- _WHAT TO DO_: Find each line with the string "true" and copy it.

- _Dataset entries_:
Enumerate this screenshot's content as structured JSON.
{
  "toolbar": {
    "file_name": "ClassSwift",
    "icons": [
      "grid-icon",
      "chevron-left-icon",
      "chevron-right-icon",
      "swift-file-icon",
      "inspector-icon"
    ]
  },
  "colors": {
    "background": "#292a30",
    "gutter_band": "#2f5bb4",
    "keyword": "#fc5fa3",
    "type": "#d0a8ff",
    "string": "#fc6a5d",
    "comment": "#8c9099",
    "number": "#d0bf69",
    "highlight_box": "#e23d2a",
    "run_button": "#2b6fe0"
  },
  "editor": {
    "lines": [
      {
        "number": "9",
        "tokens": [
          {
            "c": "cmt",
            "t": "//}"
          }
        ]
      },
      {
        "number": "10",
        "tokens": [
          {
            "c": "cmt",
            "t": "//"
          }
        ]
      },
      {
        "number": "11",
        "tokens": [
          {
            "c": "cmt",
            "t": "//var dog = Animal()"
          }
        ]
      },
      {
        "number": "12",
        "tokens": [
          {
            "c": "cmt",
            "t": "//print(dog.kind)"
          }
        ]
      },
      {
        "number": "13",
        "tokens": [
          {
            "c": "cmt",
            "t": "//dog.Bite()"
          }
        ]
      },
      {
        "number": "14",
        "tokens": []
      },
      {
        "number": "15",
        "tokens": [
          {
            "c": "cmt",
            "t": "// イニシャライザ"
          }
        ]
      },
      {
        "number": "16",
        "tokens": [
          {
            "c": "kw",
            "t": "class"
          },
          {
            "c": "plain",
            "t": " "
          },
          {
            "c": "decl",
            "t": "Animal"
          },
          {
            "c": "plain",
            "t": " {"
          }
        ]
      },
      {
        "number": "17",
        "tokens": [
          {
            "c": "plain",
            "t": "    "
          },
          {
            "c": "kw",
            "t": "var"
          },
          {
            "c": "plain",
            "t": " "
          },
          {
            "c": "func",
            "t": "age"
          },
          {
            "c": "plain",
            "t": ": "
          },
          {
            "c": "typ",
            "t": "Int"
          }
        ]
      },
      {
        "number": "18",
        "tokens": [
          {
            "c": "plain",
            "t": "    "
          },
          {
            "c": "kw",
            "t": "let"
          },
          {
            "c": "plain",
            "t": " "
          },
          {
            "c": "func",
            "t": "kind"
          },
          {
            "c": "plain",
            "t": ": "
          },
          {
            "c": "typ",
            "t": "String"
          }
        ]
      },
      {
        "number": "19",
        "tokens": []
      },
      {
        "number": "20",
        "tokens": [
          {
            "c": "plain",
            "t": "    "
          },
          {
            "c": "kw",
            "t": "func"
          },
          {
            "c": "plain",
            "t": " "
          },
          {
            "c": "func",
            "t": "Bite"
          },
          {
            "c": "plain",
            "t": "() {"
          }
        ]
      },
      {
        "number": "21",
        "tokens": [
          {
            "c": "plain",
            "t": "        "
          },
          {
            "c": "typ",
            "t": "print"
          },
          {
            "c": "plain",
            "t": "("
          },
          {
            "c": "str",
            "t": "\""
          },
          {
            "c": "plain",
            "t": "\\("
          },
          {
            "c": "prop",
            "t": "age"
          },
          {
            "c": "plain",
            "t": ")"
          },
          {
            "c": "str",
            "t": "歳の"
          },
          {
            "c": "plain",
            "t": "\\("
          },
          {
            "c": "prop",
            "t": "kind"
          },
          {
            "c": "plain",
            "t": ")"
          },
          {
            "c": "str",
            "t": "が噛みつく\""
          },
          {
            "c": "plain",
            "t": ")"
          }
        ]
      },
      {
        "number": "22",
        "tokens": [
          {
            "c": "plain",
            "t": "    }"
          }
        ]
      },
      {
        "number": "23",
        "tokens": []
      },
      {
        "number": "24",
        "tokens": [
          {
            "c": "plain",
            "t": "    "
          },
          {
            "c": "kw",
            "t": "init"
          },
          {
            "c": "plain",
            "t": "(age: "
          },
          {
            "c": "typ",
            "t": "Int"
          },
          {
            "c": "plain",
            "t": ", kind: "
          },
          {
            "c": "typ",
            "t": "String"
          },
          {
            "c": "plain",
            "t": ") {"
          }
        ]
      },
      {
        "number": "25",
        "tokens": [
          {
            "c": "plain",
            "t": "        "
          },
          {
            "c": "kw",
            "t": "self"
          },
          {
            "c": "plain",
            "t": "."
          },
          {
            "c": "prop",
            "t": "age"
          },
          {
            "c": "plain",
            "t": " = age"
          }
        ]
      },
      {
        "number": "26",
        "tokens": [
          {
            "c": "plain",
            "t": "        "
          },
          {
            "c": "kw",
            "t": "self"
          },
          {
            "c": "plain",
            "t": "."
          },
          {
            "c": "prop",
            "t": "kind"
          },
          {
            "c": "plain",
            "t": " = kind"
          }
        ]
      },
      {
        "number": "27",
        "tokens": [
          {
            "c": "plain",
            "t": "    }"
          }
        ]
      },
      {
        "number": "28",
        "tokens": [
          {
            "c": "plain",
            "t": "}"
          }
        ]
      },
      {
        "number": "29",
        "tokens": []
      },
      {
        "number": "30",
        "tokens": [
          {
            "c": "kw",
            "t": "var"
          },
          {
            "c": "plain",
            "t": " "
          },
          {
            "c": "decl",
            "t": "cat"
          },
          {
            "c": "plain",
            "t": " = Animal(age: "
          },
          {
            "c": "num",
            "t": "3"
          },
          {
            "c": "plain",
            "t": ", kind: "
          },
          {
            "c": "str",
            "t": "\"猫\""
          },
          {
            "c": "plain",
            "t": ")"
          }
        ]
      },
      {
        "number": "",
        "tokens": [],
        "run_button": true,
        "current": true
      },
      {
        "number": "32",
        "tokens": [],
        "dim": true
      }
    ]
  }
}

- _WRITTEN SOLUTION_:
        "run_button": true,
        "current": true
        "dim": true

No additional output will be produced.